--- Direction ---
Write out, precisely and in full, each line of the material.

— start of Extracted material —

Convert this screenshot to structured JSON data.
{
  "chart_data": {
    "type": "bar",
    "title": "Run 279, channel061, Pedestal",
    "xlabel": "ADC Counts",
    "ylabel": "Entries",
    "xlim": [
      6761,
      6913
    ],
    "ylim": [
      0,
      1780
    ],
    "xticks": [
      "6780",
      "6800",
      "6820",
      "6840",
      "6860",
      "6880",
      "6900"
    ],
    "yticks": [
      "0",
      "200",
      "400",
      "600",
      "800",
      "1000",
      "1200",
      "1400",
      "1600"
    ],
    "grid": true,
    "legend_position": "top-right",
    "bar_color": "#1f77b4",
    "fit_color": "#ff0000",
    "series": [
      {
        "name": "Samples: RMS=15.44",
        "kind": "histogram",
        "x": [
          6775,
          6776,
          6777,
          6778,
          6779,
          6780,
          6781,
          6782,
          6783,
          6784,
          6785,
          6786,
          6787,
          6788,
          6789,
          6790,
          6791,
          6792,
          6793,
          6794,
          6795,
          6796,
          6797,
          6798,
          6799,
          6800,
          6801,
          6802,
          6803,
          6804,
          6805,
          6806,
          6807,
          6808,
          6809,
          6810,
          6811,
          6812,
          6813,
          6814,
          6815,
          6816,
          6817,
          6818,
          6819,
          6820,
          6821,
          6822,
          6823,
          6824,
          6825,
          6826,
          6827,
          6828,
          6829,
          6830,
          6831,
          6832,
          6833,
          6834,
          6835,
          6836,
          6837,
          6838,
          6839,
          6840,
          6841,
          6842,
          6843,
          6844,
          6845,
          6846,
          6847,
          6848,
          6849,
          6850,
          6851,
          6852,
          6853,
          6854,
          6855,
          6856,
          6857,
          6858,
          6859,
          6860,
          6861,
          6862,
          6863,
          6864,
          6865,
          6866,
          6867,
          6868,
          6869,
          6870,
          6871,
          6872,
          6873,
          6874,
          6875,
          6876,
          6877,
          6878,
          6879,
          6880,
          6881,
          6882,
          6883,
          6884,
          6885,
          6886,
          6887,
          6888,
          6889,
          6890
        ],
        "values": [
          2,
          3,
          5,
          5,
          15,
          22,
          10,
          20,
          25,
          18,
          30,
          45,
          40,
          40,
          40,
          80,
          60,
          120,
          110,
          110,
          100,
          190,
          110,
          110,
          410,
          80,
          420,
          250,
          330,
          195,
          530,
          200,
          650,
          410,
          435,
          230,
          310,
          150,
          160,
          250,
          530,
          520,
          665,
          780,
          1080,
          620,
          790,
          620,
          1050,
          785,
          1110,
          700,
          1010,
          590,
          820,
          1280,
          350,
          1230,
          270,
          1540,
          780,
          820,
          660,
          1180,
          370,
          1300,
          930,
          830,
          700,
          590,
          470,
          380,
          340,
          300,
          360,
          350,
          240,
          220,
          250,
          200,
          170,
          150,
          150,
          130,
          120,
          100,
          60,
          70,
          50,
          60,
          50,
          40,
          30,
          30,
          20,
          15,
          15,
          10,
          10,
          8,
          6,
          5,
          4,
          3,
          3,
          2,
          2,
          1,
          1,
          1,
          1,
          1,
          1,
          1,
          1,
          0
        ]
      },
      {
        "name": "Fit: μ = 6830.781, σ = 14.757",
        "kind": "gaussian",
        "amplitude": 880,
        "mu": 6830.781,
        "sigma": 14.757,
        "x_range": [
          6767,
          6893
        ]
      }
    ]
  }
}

— end of Extracted material —

--- Answer to the task ---
Convert this screenshot to structured JSON data.
{
  "chart_data": {
    "type": "bar",
    "title": "Run 279, channel061, Pedestal",
    "xlabel": "ADC Counts",
    "ylabel": "Entries",
    "xlim": [
      6761,
      6913
    ],
    "ylim": [
      0,
      1780
    ],
    "xticks": [
      "6780",
      "6800",
      "6820",
      "6840",
      "6860",
      "6880",
      "6900"
    ],
    "yticks": [
      "0",
      "200",
      "400",
      "600",
      "800",
      "1000",
      "1200",
      "1400",
      "1600"
    ],
    "grid": true,
    "legend_position": "top-right",
    "bar_color": "#1f77b4",
    "fit_color": "#ff0000",
    "series": [
      {
        "name": "Samples: RMS=15.44",
        "kind": "histogram",
        "x": [
          6775,
          6776,
          6777,
          6778,
          6779,
          6780,
          6781,
          6782,
          6783,
          6784,
          6785,
          6786,
          6787,
          6788,
          6789,
          6790,
          6791,
          6792,
          6793,
          6794,
          6795,
          6796,
          6797,
          6798,
          6799,
          6800,
          6801,
          6802,
          6803,
          6804,
          6805,
          6806,
          6807,
          6808,
          6809,
          6810,
          6811,
          6812,
          6813,
          6814,
          6815,
          6816,
          6817,
          6818,
          6819,
          6820,
          6821,
          6822,
          6823,
          6824,
          6825,
          6826,
          6827,
          6828,
          6829,
          6830,
          6831,
          6832,
          6833,
          6834,
          6835,
          6836,
          6837,
          6838,
          6839,
          6840,
          6841,
          6842,
          6843,
          6844,
          6845,
          6846,
          6847,
          6848,
          6849,
          6850,
          6851,
          6852,
          6853,
          6854,
          6855,
          6856,
          6857,
          6858,
          6859,
          6860,
          6861,
          6862,
          6863,
          6864,
          6865,
          6866,
          6867,
          6868,
          6869,
          6870,
          6871,
          6872,
          6873,
          6874,
          6875,
          6876,
          6877,
          6878,
          6879,
          6880,
          6881,
          6882,
          6883,
          6884,
          6885,
          6886,
          6887,
          6888,
          6889,
          6890
        ],
        "values": [
          2,
          3,
          5,
          5,
          15,
          22,
          10,
          20,
          25,
          18,
          30,
          45,
          40,
          40,
          40,
          80,
          60,
          120,
          110,
          110,
          100,
          190,
          110,
          110,
          410,
          80,
          420,
          250,
          330,
          195,
          530,
          200,
          650,
          410,
          435,
          230,
          310,
          150,
          160,
          250,
          530,
          520,
          665,
          780,
          1080,
          620,
          790,
          620,
          1050,
          785,
          1110,
          700,
          1010,
          590,
          820,
          1280,
          350,
          1230,
          270,
          1540,
          780,
          820,
          660,
          1180,
          370,
          1300,
          930,
          830,
          700,
          590,
          470,
          380,
          340,
          300,
          360,
          350,
          240,
          220,
          250,
          200,
          170,
          150,
          150,
          130,
          120,
          100,
          60,
          70,
          50,
          60,
          50,
          40,
          30,
          30,
          20,
          15,
          15,
          10,
          10,
          8,
          6,
          5,
          4,
          3,
          3,
          2,
          2,
          1,
          1,
          1,
          1,
          1,
          1,
          1,
          1,
          0
        ]
      },
      {
        "name": "Fit: μ = 6830.781, σ = 14.757",
        "kind": "gaussian",
        "amplitude": 880,
        "mu": 6830.781,
        "sigma": 14.757,
        "x_range": [
          6767,
          6893
        ]
      }
    ]
  }
}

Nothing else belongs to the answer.